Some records

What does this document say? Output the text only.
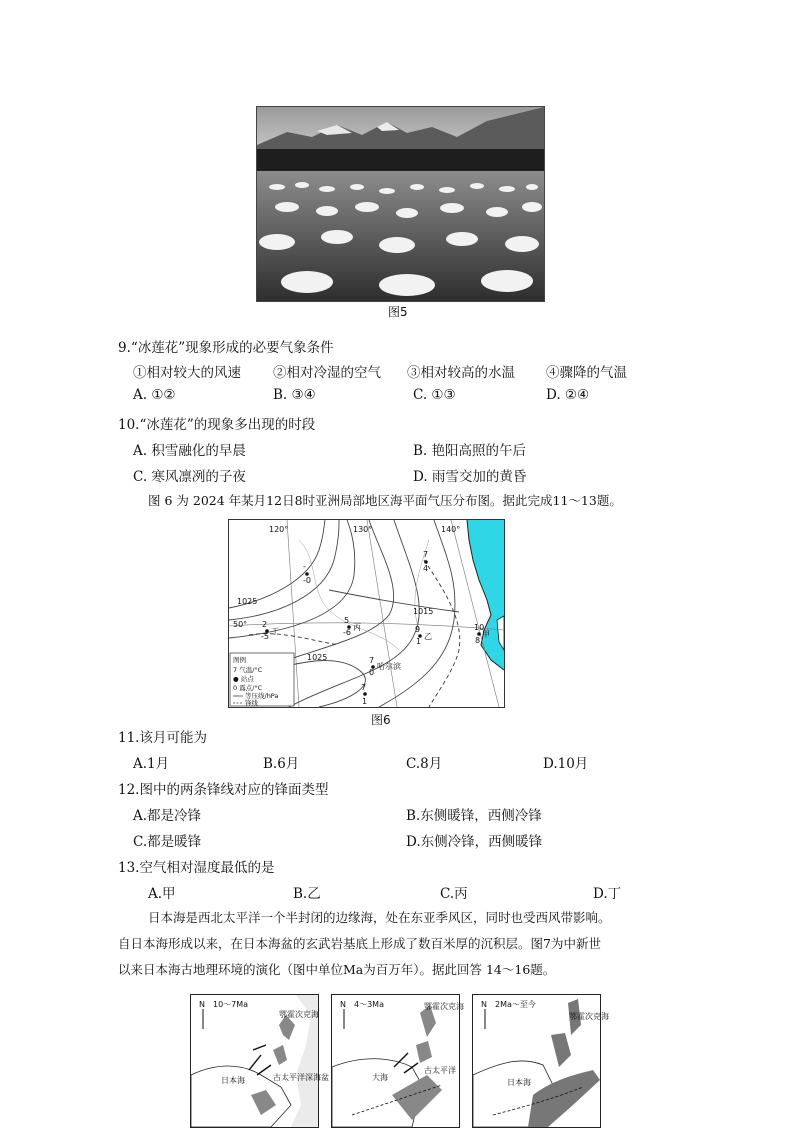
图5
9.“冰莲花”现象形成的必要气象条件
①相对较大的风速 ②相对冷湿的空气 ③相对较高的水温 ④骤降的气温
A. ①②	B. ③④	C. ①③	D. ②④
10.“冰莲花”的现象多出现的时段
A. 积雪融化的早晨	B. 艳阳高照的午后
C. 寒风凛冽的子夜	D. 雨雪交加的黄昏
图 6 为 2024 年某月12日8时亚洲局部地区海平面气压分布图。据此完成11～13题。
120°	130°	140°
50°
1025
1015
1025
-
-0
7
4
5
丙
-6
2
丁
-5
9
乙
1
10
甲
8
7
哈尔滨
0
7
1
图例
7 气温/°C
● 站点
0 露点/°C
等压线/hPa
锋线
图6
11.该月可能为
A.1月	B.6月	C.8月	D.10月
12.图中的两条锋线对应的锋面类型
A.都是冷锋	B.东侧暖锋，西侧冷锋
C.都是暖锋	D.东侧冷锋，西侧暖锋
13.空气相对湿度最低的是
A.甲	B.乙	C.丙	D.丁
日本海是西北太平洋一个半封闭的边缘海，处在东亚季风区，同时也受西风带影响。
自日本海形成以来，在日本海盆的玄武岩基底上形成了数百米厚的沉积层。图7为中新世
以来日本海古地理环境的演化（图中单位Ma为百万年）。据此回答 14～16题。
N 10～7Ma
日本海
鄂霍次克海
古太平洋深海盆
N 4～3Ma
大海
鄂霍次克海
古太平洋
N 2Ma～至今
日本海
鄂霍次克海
* * *
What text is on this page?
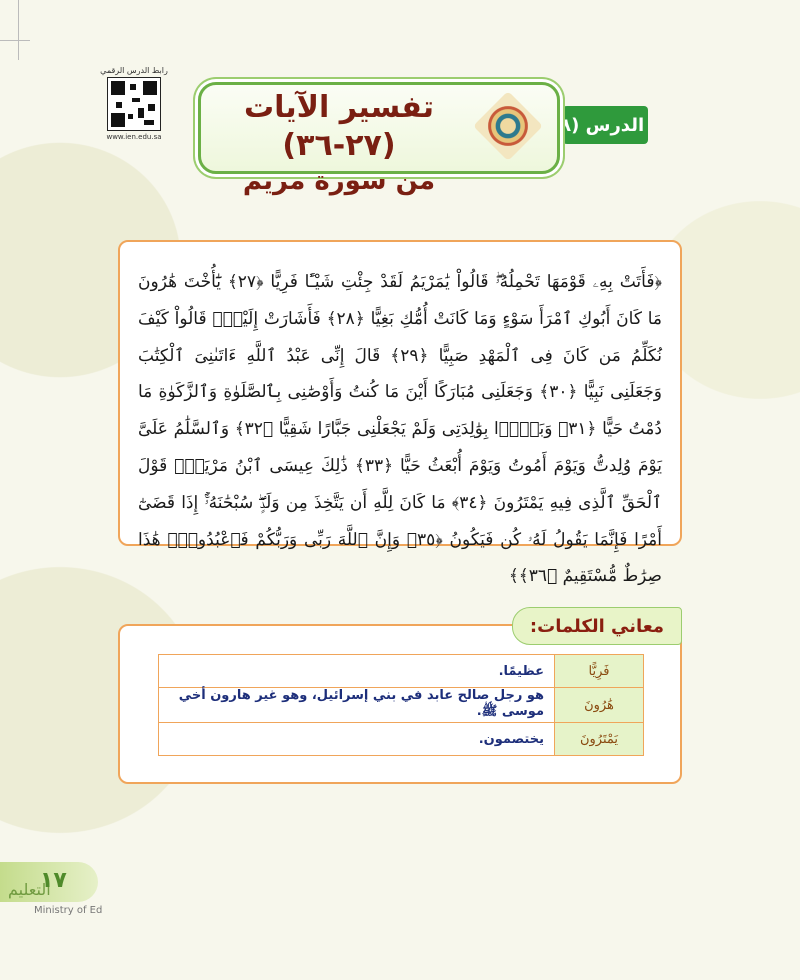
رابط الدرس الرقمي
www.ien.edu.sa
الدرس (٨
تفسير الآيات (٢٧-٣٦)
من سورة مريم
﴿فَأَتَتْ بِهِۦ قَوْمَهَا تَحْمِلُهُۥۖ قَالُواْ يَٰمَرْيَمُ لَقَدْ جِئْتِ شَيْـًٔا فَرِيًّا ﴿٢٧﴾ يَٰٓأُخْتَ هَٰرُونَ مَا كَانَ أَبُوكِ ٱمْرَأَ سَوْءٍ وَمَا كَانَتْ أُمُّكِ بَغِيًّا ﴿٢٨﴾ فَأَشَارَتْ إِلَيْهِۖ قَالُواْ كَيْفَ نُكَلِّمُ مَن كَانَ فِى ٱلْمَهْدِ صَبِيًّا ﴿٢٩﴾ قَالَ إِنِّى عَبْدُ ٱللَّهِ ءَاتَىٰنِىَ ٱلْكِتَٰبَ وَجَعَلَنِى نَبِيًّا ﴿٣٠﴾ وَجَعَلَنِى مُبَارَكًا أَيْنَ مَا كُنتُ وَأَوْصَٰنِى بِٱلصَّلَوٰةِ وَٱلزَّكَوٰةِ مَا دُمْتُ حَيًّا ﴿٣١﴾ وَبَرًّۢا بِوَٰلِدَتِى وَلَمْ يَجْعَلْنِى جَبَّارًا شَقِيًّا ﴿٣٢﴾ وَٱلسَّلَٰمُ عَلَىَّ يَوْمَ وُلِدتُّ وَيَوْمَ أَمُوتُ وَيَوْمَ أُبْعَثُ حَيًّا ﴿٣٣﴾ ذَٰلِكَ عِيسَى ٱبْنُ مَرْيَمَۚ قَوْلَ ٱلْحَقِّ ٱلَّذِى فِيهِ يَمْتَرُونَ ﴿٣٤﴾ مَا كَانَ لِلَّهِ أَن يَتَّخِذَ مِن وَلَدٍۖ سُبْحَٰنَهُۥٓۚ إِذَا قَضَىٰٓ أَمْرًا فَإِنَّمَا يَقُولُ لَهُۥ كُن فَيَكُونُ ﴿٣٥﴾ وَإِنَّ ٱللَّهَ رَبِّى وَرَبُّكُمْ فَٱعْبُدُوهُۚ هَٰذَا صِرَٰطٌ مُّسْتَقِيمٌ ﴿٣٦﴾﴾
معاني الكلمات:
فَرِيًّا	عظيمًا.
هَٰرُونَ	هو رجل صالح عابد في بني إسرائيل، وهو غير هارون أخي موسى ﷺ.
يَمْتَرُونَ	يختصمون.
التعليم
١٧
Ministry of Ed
==
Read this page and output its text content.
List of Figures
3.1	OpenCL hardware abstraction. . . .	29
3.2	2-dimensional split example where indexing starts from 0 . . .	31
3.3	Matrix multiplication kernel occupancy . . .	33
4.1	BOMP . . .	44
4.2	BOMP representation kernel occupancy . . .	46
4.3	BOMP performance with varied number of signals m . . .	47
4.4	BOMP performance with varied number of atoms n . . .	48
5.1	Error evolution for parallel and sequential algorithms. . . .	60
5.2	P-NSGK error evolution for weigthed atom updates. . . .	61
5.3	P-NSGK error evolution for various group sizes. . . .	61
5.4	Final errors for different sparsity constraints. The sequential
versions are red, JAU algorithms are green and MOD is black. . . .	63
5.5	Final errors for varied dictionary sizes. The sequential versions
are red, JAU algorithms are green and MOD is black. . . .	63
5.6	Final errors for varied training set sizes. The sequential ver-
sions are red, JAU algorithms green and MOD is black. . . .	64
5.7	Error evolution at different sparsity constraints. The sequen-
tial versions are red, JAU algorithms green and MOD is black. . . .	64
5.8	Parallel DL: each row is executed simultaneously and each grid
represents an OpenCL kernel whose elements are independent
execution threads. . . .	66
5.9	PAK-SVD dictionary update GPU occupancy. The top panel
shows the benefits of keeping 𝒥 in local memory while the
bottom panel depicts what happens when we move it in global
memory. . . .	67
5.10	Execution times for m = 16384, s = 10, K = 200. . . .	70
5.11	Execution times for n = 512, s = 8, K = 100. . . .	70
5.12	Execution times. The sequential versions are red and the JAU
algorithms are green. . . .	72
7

DIRECTIONS: Using the listing, collect all lines in which the string "sequential" is found.

ANSWER TO THE EXERCISE:
5.1	Error evolution for parallel and sequential algorithms. . . .	60
5.4	Final errors for different sparsity constraints. The sequential
5.5	Final errors for varied dictionary sizes. The sequential versions
5.6	Final errors for varied training set sizes. The sequential ver-
5.12	Execution times. The sequential versions are red and the JAU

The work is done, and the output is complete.